BEGIN Dataset records

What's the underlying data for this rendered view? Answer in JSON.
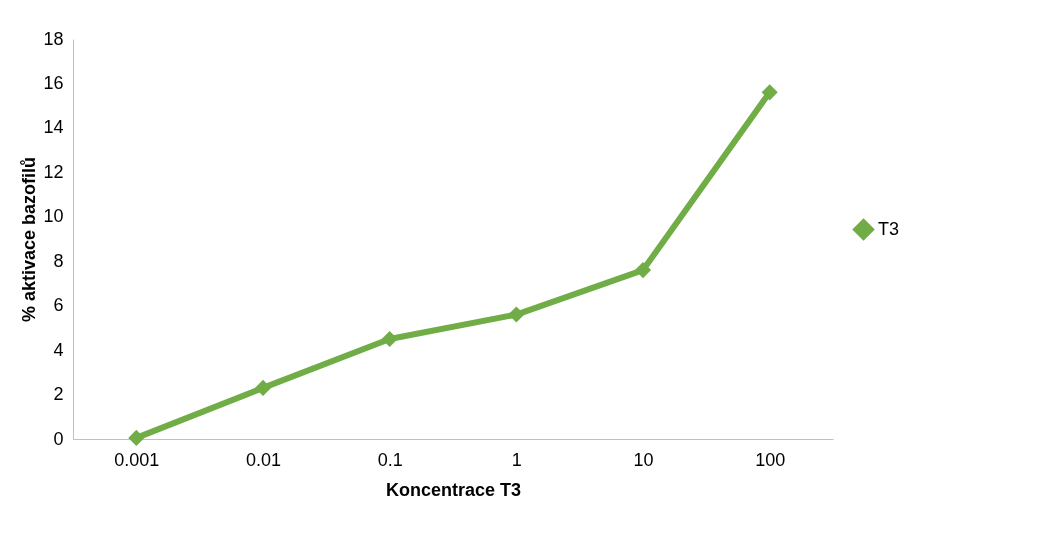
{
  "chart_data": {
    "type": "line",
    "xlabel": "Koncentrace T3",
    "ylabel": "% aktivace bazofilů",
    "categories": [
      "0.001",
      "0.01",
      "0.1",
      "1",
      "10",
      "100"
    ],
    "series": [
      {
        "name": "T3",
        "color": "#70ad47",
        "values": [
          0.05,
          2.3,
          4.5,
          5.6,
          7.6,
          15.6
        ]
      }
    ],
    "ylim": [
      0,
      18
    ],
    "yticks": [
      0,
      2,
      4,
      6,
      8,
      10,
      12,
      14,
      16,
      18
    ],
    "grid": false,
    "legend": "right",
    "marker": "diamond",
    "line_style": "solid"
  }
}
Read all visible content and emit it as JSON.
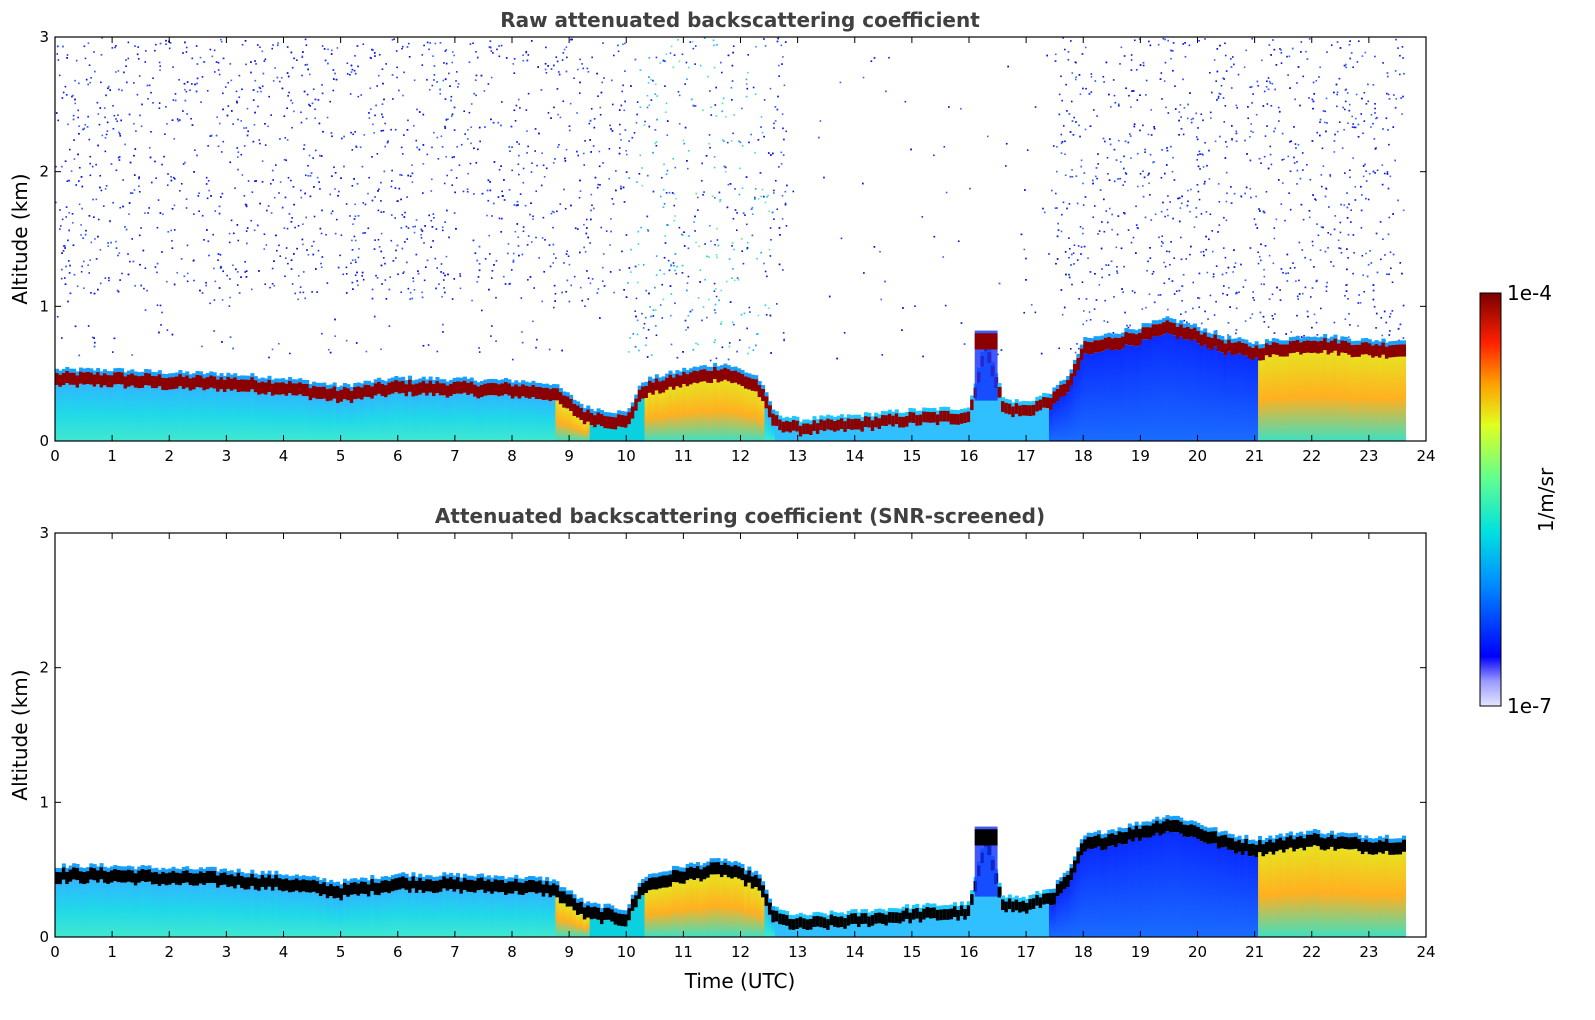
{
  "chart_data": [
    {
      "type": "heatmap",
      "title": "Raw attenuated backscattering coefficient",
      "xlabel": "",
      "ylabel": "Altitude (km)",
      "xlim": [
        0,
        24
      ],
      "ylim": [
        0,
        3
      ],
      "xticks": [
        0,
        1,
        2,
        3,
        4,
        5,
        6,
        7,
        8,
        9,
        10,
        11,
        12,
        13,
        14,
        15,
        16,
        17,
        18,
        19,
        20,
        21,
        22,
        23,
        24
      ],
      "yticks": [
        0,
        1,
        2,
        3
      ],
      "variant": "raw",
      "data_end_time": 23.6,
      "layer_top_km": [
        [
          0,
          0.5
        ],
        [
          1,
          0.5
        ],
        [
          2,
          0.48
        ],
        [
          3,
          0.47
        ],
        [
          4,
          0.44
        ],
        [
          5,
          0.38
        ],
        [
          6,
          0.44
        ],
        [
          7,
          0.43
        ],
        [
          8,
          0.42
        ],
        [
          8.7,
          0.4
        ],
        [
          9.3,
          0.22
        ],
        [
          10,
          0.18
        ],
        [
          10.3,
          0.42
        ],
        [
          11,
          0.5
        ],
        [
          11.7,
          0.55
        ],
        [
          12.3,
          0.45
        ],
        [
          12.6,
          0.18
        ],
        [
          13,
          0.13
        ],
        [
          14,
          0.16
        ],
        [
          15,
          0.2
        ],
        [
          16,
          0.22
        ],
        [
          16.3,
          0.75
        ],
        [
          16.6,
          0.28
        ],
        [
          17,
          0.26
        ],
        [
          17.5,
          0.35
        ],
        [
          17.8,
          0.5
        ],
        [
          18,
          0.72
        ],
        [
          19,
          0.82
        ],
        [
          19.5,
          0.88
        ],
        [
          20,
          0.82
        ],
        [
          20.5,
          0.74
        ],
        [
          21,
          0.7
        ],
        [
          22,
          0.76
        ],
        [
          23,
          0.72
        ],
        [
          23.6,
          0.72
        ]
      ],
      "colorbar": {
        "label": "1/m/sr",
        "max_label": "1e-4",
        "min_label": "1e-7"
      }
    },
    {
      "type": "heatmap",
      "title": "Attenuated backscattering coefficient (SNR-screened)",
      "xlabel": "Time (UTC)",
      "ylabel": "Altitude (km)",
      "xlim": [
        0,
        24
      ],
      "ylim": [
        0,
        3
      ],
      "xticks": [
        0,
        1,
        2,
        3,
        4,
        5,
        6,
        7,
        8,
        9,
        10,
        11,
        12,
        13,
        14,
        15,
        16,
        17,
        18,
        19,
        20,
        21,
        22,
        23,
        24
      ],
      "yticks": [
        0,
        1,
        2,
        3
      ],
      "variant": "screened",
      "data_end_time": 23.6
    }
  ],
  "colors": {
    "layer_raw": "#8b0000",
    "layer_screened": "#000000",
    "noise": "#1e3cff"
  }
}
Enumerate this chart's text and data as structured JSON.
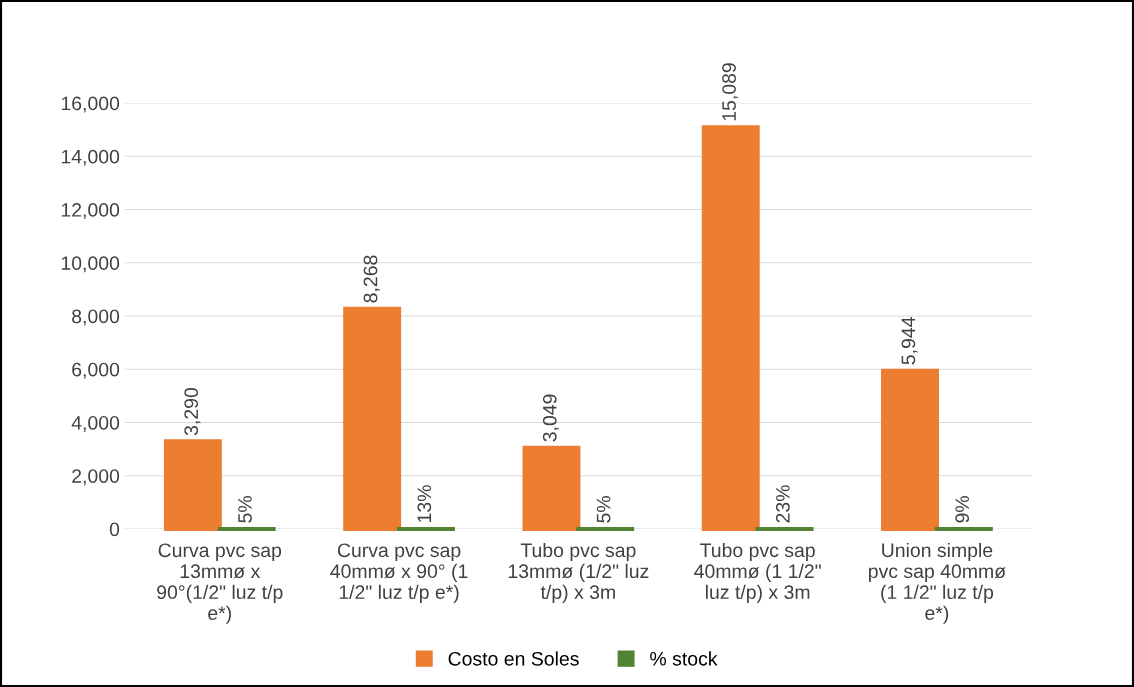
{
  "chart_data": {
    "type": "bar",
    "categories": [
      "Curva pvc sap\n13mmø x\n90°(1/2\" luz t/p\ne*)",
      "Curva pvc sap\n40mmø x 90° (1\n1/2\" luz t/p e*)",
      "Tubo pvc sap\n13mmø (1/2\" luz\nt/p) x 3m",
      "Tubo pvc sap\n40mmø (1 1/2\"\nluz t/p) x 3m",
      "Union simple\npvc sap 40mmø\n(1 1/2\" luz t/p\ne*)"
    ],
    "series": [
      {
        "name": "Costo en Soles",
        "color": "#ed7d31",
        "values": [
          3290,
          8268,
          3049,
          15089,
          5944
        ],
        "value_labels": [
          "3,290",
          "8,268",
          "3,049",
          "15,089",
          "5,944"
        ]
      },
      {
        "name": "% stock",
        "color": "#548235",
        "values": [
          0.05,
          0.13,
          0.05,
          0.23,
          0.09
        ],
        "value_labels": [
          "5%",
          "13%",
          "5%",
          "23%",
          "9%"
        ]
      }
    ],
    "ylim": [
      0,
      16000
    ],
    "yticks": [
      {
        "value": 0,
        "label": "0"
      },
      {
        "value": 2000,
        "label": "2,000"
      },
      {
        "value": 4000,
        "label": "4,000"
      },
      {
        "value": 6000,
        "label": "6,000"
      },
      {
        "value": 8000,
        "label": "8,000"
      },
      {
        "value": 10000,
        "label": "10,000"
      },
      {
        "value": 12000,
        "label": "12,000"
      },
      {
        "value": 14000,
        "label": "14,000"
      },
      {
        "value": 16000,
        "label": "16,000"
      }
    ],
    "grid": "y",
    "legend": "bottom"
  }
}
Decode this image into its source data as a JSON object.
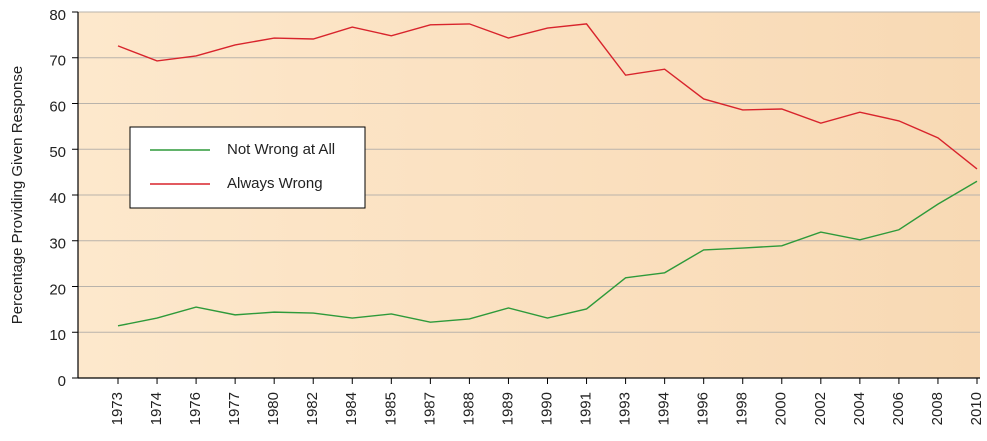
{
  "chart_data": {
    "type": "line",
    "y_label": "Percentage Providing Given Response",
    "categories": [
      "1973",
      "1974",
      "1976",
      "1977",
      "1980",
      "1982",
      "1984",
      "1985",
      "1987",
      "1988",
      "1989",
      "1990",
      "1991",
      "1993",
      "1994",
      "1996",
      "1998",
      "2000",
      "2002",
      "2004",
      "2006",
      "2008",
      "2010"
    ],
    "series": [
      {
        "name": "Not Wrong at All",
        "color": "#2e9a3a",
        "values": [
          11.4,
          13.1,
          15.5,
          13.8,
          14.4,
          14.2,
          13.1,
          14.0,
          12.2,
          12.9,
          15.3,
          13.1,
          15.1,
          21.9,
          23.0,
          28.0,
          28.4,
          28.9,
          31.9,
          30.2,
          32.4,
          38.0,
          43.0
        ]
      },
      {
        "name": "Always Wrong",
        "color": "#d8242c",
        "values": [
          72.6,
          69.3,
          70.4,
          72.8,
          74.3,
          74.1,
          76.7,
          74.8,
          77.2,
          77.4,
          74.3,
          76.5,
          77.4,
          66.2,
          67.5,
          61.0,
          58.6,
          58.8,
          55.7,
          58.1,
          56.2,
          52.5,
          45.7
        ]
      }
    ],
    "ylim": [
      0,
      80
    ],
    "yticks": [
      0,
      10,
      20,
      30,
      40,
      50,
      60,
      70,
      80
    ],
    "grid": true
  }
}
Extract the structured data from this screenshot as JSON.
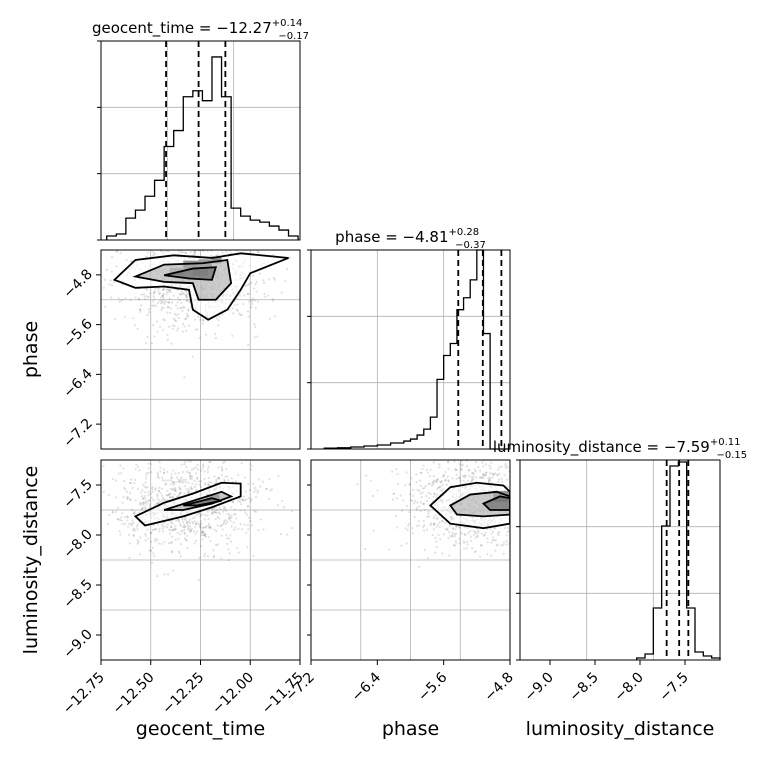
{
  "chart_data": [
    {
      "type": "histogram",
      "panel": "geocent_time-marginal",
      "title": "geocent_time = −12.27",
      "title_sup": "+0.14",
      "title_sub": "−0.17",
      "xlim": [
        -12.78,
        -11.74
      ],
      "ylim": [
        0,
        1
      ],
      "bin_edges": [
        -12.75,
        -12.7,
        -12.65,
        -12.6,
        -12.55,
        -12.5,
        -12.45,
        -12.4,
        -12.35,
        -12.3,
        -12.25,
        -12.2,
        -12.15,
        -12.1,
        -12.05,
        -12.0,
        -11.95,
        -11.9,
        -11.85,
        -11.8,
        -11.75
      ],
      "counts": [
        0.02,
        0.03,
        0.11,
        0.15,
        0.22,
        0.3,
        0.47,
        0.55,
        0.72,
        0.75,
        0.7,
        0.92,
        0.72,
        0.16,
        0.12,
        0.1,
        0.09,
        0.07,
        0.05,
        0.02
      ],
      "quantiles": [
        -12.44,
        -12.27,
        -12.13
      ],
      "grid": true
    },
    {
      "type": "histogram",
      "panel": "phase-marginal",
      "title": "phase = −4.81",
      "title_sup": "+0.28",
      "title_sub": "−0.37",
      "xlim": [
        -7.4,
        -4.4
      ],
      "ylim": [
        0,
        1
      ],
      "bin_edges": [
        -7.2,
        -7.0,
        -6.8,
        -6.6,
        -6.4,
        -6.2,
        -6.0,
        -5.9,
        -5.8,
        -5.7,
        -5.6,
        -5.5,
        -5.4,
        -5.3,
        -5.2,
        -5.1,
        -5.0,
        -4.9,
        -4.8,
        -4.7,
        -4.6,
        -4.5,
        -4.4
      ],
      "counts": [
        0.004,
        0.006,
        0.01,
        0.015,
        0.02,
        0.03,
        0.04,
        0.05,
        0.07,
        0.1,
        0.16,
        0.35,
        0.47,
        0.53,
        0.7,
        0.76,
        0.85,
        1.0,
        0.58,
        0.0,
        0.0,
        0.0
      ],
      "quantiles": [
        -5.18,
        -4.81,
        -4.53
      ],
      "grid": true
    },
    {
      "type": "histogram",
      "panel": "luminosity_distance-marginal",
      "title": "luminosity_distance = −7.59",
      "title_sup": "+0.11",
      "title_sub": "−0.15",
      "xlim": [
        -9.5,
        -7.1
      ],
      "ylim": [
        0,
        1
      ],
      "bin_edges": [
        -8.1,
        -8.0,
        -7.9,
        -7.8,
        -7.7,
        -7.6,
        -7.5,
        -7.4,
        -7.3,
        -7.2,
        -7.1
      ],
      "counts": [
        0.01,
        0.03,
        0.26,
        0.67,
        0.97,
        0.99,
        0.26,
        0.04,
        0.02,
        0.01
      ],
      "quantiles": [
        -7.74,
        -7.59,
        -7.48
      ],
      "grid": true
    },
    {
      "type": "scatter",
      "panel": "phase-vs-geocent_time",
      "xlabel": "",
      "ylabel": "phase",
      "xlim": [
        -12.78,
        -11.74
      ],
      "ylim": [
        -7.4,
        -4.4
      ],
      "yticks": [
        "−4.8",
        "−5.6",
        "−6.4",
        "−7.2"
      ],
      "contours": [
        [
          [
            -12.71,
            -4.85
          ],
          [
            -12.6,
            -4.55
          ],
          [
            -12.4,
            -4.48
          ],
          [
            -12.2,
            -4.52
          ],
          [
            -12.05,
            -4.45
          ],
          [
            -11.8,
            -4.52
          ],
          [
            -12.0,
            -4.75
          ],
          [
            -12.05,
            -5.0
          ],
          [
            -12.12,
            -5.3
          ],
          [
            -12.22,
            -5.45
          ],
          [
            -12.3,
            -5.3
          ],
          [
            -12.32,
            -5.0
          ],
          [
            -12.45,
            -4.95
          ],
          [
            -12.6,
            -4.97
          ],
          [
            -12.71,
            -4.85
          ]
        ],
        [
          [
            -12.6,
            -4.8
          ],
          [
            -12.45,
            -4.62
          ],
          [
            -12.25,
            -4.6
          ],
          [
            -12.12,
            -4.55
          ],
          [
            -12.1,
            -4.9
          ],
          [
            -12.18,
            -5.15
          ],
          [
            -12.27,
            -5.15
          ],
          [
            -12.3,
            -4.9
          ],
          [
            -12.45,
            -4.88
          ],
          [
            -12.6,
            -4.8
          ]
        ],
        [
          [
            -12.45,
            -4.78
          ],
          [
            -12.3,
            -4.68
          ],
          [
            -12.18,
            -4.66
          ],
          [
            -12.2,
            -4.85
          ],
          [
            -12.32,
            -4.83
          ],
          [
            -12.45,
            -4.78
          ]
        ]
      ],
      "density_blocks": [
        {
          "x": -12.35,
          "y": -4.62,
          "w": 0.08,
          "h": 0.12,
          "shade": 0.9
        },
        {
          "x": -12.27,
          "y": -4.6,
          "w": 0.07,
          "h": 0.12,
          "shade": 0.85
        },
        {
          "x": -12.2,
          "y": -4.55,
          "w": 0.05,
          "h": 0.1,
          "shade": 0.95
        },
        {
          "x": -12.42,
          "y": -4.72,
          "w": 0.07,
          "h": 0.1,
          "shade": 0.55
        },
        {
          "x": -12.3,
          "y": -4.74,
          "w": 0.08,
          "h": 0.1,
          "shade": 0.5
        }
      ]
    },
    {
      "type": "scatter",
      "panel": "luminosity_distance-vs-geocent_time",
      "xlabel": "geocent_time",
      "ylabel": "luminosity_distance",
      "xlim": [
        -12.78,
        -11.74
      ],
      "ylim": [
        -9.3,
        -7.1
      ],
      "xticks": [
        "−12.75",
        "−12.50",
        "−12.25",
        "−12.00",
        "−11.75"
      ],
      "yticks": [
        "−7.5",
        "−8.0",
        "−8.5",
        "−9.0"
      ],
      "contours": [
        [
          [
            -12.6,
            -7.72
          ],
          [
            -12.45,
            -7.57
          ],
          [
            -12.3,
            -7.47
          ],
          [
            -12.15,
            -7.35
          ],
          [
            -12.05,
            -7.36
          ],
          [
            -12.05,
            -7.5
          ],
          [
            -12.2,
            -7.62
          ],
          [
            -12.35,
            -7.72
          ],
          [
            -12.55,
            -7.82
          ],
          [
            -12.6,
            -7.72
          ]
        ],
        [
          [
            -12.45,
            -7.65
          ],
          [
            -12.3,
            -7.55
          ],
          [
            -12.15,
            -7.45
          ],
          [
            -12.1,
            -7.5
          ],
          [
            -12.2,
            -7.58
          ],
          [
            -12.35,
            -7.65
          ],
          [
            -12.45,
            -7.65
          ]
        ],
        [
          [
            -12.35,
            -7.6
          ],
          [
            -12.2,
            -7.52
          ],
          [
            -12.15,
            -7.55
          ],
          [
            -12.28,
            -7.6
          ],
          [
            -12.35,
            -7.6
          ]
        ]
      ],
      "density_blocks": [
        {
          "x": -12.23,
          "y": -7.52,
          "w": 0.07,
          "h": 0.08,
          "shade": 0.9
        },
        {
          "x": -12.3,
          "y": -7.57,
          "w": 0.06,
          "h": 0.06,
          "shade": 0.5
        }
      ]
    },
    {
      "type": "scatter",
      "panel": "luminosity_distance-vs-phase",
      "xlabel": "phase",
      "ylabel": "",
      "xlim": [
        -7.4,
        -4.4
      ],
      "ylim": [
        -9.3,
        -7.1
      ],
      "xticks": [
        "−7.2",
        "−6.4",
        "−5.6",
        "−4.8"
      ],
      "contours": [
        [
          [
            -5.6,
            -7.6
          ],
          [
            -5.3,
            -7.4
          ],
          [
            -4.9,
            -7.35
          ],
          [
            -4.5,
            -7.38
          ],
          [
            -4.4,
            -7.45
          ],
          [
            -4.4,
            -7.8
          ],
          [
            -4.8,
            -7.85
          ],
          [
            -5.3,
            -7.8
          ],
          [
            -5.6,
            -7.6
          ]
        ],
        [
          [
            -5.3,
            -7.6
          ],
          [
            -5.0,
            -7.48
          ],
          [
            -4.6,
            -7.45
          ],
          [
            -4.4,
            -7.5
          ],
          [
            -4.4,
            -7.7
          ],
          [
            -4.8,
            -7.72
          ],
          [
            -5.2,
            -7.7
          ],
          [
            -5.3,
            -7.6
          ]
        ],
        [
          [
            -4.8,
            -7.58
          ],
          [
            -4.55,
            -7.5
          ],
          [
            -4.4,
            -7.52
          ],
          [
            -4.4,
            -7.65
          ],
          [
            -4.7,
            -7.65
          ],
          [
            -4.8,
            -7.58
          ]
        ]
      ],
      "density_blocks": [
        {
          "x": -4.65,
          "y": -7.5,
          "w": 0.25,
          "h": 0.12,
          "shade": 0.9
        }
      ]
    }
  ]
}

END Dataset records

Of all the lines in the material above, how many contain the word "structured"? Give only the count.

▶ [Response to this task]:
2